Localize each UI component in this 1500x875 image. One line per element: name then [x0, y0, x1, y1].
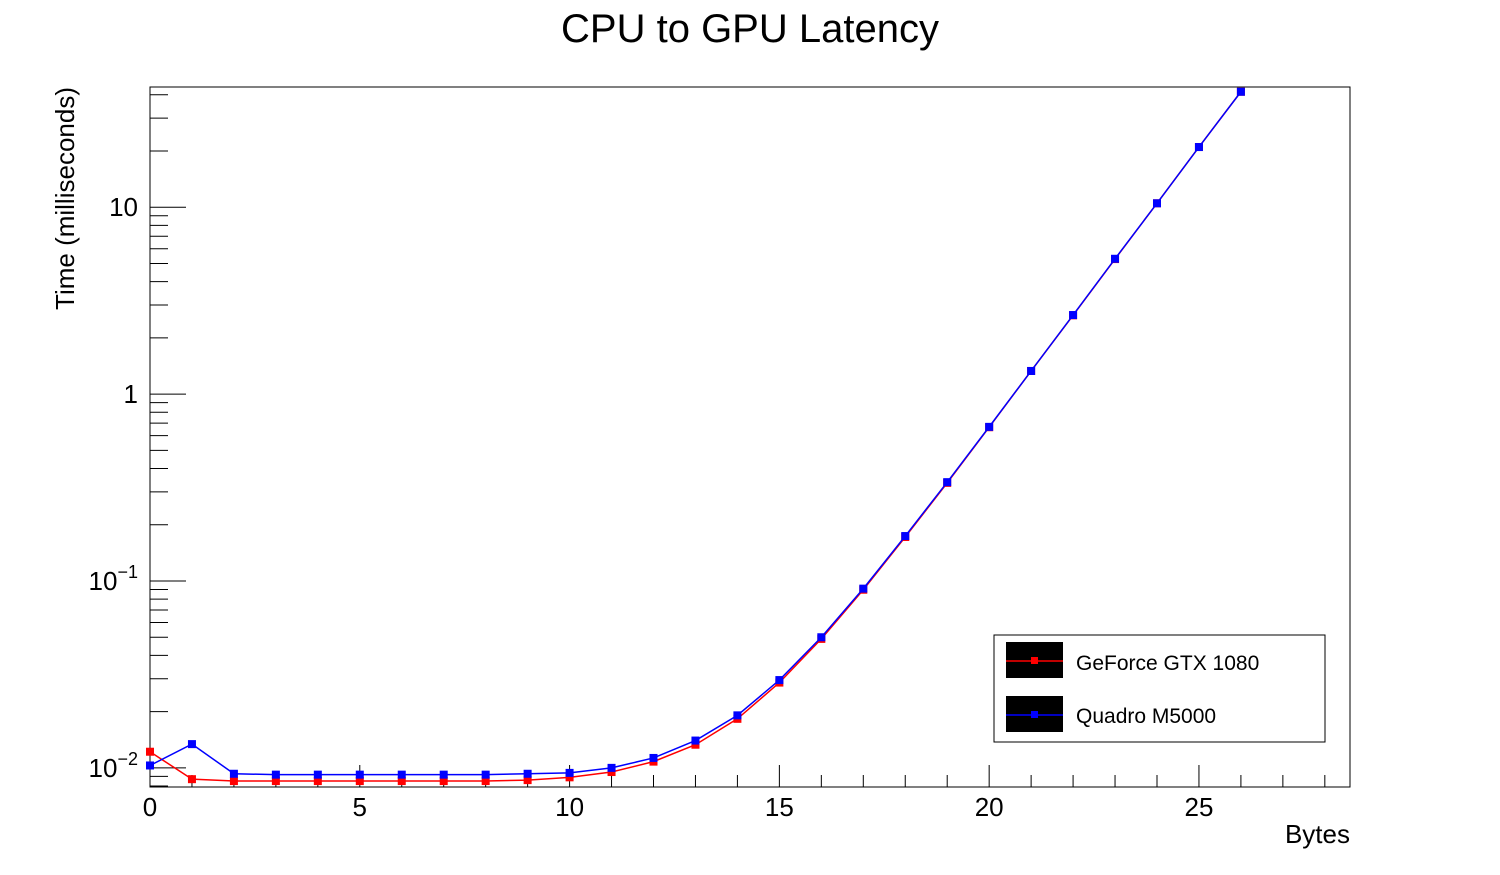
data-point [1111, 254, 1120, 263]
legend-label-gtx1080: GeForce GTX 1080 [1076, 652, 1259, 675]
data-point [1069, 311, 1078, 320]
series-1 [146, 87, 1245, 779]
data-point [607, 763, 616, 772]
data-point [146, 761, 154, 770]
data-point [229, 777, 238, 786]
data-point [1194, 143, 1203, 152]
data-point [985, 422, 994, 431]
x-axis-title: Bytes [1285, 819, 1350, 849]
x-tick-label: 5 [353, 792, 367, 822]
plot-frame [149, 86, 1351, 788]
x-tick-label: 10 [555, 792, 584, 822]
data-point [187, 775, 196, 784]
data-point [397, 770, 406, 779]
data-point [565, 773, 574, 782]
data-point [523, 769, 532, 778]
data-point [1236, 87, 1245, 96]
data-point [565, 768, 574, 777]
data-point [271, 777, 280, 786]
data-point [523, 776, 532, 785]
data-point [481, 770, 490, 779]
data-point [355, 770, 364, 779]
y-tick-label: 10 [109, 192, 138, 222]
data-point [649, 753, 658, 762]
data-point [901, 532, 910, 541]
legend-marker-m5000 [1031, 711, 1038, 718]
data-point [1027, 366, 1036, 375]
data-point [775, 676, 784, 685]
y-axis-title: Time (milliseconds) [50, 87, 80, 310]
data-point [397, 777, 406, 786]
data-point [817, 633, 826, 642]
legend-label-m5000: Quadro M5000 [1076, 705, 1216, 728]
x-tick-label: 20 [975, 792, 1004, 822]
data-point [943, 478, 952, 487]
data-point [607, 768, 616, 777]
data-point [146, 747, 154, 756]
chart-title: CPU to GPU Latency [561, 7, 939, 51]
data-point [187, 740, 196, 749]
data-point [733, 711, 742, 720]
x-tick-labels: 0 5 10 15 20 25 [143, 792, 1214, 822]
data-point [313, 777, 322, 786]
data-point [439, 777, 448, 786]
data-point [691, 736, 700, 745]
legend: GeForce GTX 1080 Quadro M5000 [993, 634, 1326, 743]
x-tick-label: 25 [1184, 792, 1213, 822]
x-tick-label: 0 [143, 792, 157, 822]
y-tick-label: 10−2 [89, 749, 138, 783]
data-point [271, 770, 280, 779]
data-point [229, 769, 238, 778]
series-layer [146, 87, 1245, 786]
y-tick-labels: 10−2 10−1 1 10 [89, 192, 138, 783]
data-point [481, 777, 490, 786]
data-point [1152, 199, 1161, 208]
data-point [859, 584, 868, 593]
data-point [355, 777, 364, 786]
y-tick-label: 1 [124, 379, 138, 409]
x-tick-label: 15 [765, 792, 794, 822]
legend-marker-gtx1080 [1031, 657, 1038, 664]
y-tick-label: 10−1 [89, 562, 138, 596]
data-point [691, 740, 700, 749]
data-point [439, 770, 448, 779]
data-point [313, 770, 322, 779]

§ SET PROBLEM
Recast every line of the rows above as one numbered list, skipping blank lines and leaving out the pictures.

§ TASK OUTPUT
1. Localize each UI component in this 1500x875 image. One line per element: name then [x0, y0, x1, y1].
2. data-point [1111, 254, 1120, 263]
3. legend-label-gtx1080: GeForce GTX 1080 [1076, 652, 1259, 675]
4. data-point [1069, 311, 1078, 320]
5. series-1 [146, 87, 1245, 779]
6. data-point [607, 763, 616, 772]
7. data-point [146, 761, 154, 770]
8. data-point [229, 777, 238, 786]
9. data-point [1194, 143, 1203, 152]
10. data-point [985, 422, 994, 431]
11. x-axis-title: Bytes [1285, 819, 1350, 849]
12. x-tick-label: 5 [353, 792, 367, 822]
13. plot-frame [149, 86, 1351, 788]
14. x-tick-label: 10 [555, 792, 584, 822]
15. data-point [187, 775, 196, 784]
16. data-point [397, 770, 406, 779]
17. data-point [565, 773, 574, 782]
18. data-point [523, 769, 532, 778]
19. data-point [1236, 87, 1245, 96]
20. data-point [565, 768, 574, 777]
21. data-point [271, 777, 280, 786]
22. data-point [523, 776, 532, 785]
23. data-point [481, 770, 490, 779]
24. data-point [355, 770, 364, 779]
25. y-tick-label: 10 [109, 192, 138, 222]
26. data-point [649, 753, 658, 762]
27. data-point [901, 532, 910, 541]
28. legend-marker-m5000 [1031, 711, 1038, 718]
29. data-point [1027, 366, 1036, 375]
30. data-point [775, 676, 784, 685]
31. y-axis-title: Time (milliseconds) [50, 87, 80, 310]
32. data-point [397, 777, 406, 786]
33. data-point [817, 633, 826, 642]
34. legend-label-m5000: Quadro M5000 [1076, 705, 1216, 728]
35. x-tick-label: 20 [975, 792, 1004, 822]
36. data-point [943, 478, 952, 487]
37. data-point [607, 768, 616, 777]
38. data-point [146, 747, 154, 756]
39. chart-title: CPU to GPU Latency [561, 7, 939, 51]
40. data-point [187, 740, 196, 749]
41. data-point [733, 711, 742, 720]
42. x-tick-labels: 0 5 10 15 20 25 [143, 792, 1214, 822]
43. data-point [313, 777, 322, 786]
44. data-point [439, 777, 448, 786]
45. data-point [691, 736, 700, 745]
46. legend: GeForce GTX 1080 Quadro M5000 [993, 634, 1326, 743]
47. x-tick-label: 25 [1184, 792, 1213, 822]
48. x-tick-label: 0 [143, 792, 157, 822]
49. y-tick-label: 10−2 [89, 749, 138, 783]
50. data-point [271, 770, 280, 779]
51. data-point [229, 769, 238, 778]
52. series-layer [146, 87, 1245, 786]
53. y-tick-labels: 10−2 10−1 1 10 [89, 192, 138, 783]
54. data-point [481, 777, 490, 786]
55. data-point [1152, 199, 1161, 208]
56. data-point [859, 584, 868, 593]
57. data-point [355, 777, 364, 786]
58. y-tick-label: 1 [124, 379, 138, 409]
59. x-tick-label: 15 [765, 792, 794, 822]
60. legend-marker-gtx1080 [1031, 657, 1038, 664]
61. y-tick-label: 10−1 [89, 562, 138, 596]
62. data-point [691, 740, 700, 749]
63. data-point [439, 770, 448, 779]
64. data-point [313, 770, 322, 779]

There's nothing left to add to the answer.